■ **TASK DIRECTIONS**
From the entries below, list each line with "AMAZONAS".

■ **Recorded data**
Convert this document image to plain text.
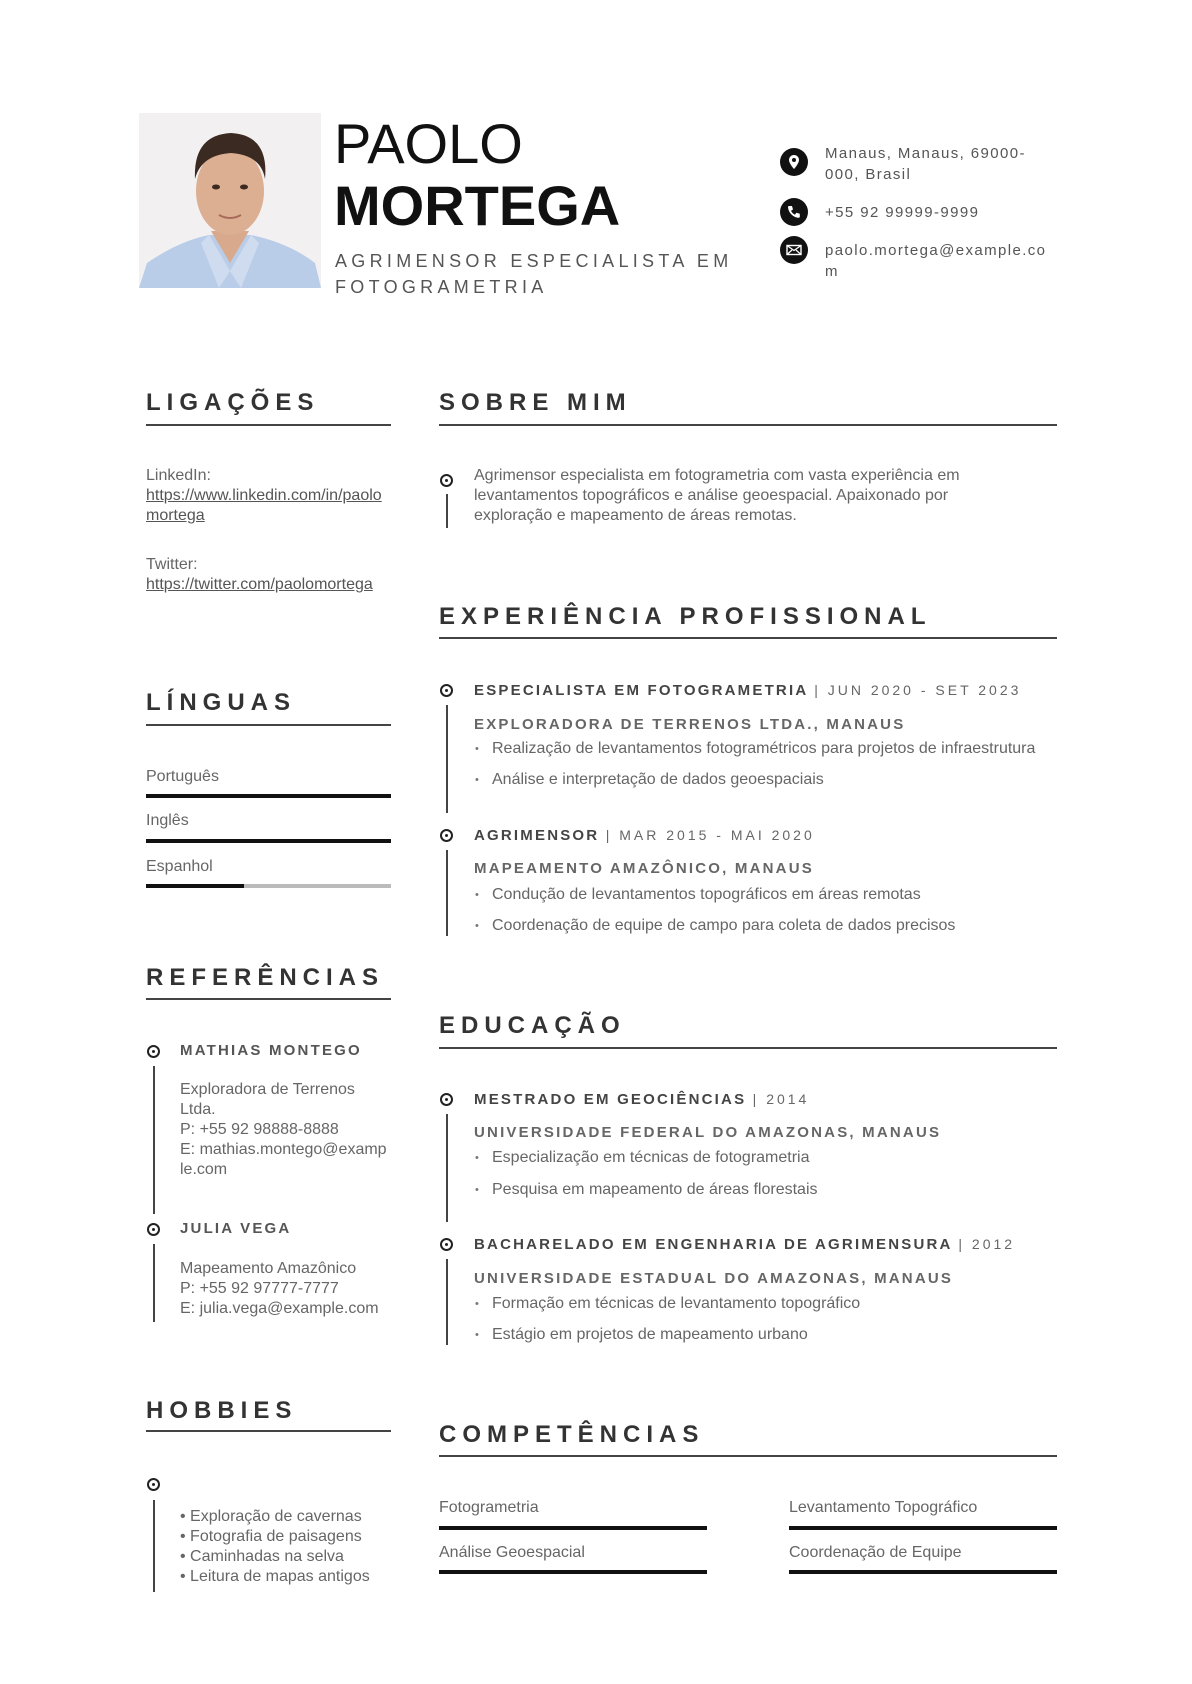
PAOLO
MORTEGA
AGRIMENSOR ESPECIALISTA EM FOTOGRAMETRIA
Manaus, Manaus, 69000-000, Brasil
+55 92 99999-9999
paolo.mortega@example.com
LIGAÇÕES
LinkedIn:
https://www.linkedin.com/in/paolomortega
Twitter:
https://twitter.com/paolomortega
LÍNGUAS
Português
Inglês
Espanhol
REFERÊNCIAS
MATHIAS MONTEGO
Exploradora de Terrenos Ltda.
P: +55 92 98888-8888
E: mathias.montego@example.com
JULIA VEGA
Mapeamento Amazônico
P: +55 92 97777-7777
E: julia.vega@example.com
HOBBIES
• Exploração de cavernas
• Fotografia de paisagens
• Caminhadas na selva
• Leitura de mapas antigos
SOBRE MIM
Agrimensor especialista em fotogrametria com vasta experiência em levantamentos topográficos e análise geoespacial. Apaixonado por exploração e mapeamento de áreas remotas.
EXPERIÊNCIA PROFISSIONAL
ESPECIALISTA EM FOTOGRAMETRIA | JUN 2020 - SET 2023
EXPLORADORA DE TERRENOS LTDA., MANAUS
• Realização de levantamentos fotogramétricos para projetos de infraestrutura
• Análise e interpretação de dados geoespaciais
AGRIMENSOR | MAR 2015 - MAI 2020
MAPEAMENTO AMAZÔNICO, MANAUS
• Condução de levantamentos topográficos em áreas remotas
• Coordenação de equipe de campo para coleta de dados precisos
EDUCAÇÃO
MESTRADO EM GEOCIÊNCIAS | 2014
UNIVERSIDADE FEDERAL DO AMAZONAS, MANAUS
• Especialização em técnicas de fotogrametria
• Pesquisa em mapeamento de áreas florestais
BACHARELADO EM ENGENHARIA DE AGRIMENSURA | 2012
UNIVERSIDADE ESTADUAL DO AMAZONAS, MANAUS
• Formação em técnicas de levantamento topográfico
• Estágio em projetos de mapeamento urbano
COMPETÊNCIAS
Fotogrametria	Levantamento Topográfico
Análise Geoespacial	Coordenação de Equipe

■ **COMPLETE ANSWER**
UNIVERSIDADE FEDERAL DO AMAZONAS, MANAUS
UNIVERSIDADE ESTADUAL DO AMAZONAS, MANAUS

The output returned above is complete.